PROBLEMS TO WORK ON:
• a. Update the movie review's stretch from "The Equalizer, The" through "kind of badass.", putting "tough guy" wherever "badass" appears.
• b. Carry the review of The Equalizer forward from the last sentence shown.

PASSAGE SHOWN:

********

The Equalizer, The Boxtrolls, Tracks, Jimi: All Is By My Side & Take Me to the River


The Equalizer

We've seen Denzel Washington be a badass; we know he can do it, and he remains one of the best at combining action and gunplay with sheer magnetic personality. All three were front and center when he and director Antoine Fuqua first teamed up for Training Day, which gave us a version of Washington who was both villain and character we were still sort of rooting for if only because to lose him from the story meant the film would be something less. So what if Washington presented us with a character who was reserved, hesitant to act, quiet (but not in a menacing way), bordering on boring? Well, it's still Denzel Washington, so he'd just make that character a different kind of badass.

********

EXCERPTED RECORDS:

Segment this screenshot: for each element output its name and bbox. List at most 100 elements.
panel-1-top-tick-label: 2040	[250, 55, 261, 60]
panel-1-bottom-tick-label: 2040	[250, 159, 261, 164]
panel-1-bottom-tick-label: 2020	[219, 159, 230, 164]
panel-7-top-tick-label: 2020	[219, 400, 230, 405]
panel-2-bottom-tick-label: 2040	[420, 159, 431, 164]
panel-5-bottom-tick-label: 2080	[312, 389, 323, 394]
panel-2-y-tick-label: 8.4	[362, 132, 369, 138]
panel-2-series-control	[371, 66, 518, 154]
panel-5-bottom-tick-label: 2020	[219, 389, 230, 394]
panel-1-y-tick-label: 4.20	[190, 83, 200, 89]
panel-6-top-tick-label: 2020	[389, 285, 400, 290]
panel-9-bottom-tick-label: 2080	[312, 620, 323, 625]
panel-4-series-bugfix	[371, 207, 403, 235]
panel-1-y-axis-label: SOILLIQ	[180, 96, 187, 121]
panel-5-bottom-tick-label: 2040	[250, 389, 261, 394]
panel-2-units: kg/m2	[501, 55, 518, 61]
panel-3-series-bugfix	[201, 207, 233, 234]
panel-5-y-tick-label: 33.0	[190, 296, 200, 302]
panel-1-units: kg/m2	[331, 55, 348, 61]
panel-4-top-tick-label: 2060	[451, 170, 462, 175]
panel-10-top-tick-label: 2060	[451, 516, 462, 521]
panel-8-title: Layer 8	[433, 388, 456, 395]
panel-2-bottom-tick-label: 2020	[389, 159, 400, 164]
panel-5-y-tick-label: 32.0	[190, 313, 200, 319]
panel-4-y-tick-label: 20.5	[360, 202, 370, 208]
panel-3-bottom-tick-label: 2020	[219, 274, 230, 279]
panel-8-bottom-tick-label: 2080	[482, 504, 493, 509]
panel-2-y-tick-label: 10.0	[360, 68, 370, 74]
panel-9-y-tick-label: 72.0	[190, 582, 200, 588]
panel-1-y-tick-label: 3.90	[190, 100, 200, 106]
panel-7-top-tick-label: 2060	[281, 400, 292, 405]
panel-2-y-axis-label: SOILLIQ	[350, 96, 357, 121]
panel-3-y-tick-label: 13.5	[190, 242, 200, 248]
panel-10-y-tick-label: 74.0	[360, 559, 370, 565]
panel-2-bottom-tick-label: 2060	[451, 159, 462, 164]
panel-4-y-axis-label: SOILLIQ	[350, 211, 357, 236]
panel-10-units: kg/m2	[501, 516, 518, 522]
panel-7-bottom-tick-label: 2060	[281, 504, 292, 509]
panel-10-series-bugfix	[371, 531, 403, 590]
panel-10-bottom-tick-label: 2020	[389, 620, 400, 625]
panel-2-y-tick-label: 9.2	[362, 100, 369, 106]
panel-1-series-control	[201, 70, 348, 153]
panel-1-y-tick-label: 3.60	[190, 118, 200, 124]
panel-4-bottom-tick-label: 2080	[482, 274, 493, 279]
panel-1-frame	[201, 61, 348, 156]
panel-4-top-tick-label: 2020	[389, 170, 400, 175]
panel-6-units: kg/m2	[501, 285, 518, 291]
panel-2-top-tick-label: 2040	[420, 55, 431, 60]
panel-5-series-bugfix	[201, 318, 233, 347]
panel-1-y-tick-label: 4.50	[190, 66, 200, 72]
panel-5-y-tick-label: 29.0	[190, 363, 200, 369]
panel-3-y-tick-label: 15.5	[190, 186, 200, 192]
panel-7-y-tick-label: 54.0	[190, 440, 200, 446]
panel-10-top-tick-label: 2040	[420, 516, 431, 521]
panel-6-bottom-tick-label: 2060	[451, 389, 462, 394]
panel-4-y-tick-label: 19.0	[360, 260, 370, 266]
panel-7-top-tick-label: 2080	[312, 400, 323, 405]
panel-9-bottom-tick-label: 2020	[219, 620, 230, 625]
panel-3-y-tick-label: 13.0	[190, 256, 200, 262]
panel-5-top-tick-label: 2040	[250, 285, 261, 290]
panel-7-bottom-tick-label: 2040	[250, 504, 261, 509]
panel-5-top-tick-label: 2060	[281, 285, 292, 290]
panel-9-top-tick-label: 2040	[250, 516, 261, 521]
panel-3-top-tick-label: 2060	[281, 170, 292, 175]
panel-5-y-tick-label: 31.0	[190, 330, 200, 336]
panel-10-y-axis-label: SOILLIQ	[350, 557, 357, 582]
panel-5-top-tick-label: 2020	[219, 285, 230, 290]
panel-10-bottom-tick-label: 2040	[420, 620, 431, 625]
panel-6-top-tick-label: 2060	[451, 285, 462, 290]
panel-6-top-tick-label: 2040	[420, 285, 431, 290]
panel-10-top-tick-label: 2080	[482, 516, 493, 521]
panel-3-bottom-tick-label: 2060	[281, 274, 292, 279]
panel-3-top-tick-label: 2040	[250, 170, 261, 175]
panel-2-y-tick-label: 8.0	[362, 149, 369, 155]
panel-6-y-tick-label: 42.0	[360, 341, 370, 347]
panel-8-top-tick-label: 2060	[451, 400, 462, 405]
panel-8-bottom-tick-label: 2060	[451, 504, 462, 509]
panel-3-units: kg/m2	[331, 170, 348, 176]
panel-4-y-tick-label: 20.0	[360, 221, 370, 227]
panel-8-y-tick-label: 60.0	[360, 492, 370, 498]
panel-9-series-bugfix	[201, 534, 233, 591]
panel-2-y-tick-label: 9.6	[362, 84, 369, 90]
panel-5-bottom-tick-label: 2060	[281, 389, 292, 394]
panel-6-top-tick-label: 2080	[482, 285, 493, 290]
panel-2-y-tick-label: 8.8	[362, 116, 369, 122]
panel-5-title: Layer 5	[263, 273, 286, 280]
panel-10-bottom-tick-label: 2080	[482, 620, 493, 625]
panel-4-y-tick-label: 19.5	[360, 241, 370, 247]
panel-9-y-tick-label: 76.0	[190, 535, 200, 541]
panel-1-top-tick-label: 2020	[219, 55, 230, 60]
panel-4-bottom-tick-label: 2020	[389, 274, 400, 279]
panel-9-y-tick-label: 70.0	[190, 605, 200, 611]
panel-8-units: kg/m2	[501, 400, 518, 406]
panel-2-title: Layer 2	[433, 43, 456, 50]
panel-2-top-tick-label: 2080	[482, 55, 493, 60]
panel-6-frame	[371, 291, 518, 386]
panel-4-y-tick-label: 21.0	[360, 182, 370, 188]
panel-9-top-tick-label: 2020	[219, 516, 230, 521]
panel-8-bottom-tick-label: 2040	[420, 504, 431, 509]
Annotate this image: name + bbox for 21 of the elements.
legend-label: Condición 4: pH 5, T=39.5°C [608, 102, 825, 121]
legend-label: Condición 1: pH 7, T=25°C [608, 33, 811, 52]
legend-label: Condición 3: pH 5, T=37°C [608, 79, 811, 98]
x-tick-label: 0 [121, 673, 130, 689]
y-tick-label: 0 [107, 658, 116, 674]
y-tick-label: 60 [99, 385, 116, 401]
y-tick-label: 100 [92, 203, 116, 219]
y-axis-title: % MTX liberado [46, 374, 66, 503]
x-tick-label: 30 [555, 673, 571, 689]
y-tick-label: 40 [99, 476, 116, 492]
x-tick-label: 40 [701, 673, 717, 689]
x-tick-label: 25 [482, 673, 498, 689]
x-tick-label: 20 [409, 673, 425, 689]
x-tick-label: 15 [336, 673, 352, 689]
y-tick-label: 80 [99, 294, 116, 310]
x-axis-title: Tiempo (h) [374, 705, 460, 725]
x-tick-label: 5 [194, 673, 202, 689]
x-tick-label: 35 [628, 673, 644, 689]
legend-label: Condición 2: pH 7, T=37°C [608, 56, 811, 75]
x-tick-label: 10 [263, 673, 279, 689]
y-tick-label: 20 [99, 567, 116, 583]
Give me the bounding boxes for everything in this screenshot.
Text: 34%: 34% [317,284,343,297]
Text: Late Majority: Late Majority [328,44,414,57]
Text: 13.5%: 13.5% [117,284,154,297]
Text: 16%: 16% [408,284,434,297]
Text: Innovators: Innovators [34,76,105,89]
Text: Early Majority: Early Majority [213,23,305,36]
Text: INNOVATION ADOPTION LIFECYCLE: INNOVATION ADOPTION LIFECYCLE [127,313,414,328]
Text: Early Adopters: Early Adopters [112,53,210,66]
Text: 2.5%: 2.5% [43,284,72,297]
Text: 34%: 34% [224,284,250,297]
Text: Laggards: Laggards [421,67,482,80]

********

ANSWERS BY TASK:
• a.
The Equalizer, The Boxtrolls, Tracks, Jimi: All Is By My Side & Take Me to the River


The Equalizer

We've seen Denzel Washington be a tough guy; we know he can do it, and he remains one of the best at combining action and gunplay with sheer magnetic personality. All three were front and center when he and director Antoine Fuqua first teamed up for Training Day, which gave us a version of Washington who was both villain and character we were still sort of rooting for if only because to lose him from the story meant the film would be something less. So what if Washington presented us with a character who was reserved, hesitant to act, quiet (but not in a menacing way), bordering on boring? Well, it's still Denzel Washington, so he'd just make that character a different kind of tough guy.

• b.
Based exceedingly loosely on the 1980s television series, The Equalizer presents us with Washington as Robert McCall, a widower and former black ops operative who is living a quiet existence working at a Boston home supply superstore (you don't have to be Macgyver to see the weapons possibilities throughout a Home Depot) and keeping to himself and his very odd schedule. He faked his death years earlier and just wants to live a non-violent life that includes visiting his neighborhood diner where Teri (Chloë Grace Moretz), a young prostitute in trouble with her Russian pimp, hangs out quite a bit. The two just talk, mostly about books, but they form a strange bond that helps McCall feel somewhat connected to the world.

Details on McCall's earlier life are scarce (perhaps being saved for an inevitable and quite welcome follow-up film in what the makers are clearly hoping will be a franchise), but these early scenes that chronicle his day-to-day routine are fascinating if only to see Washington do ordinary, mundane things that are nevertheless meticulously planned out and efficiently executed. He also seems intent on being a good guy, helping fellow store employee Ralphie (Johnny Skourtis) eat healthier so he can lose weight to qualify to become a security guard at the store. It's actually a welcome change to watch Washington play a normal guy with a secret, and it makes his eventual transition to instrument of destruction all the more interesting.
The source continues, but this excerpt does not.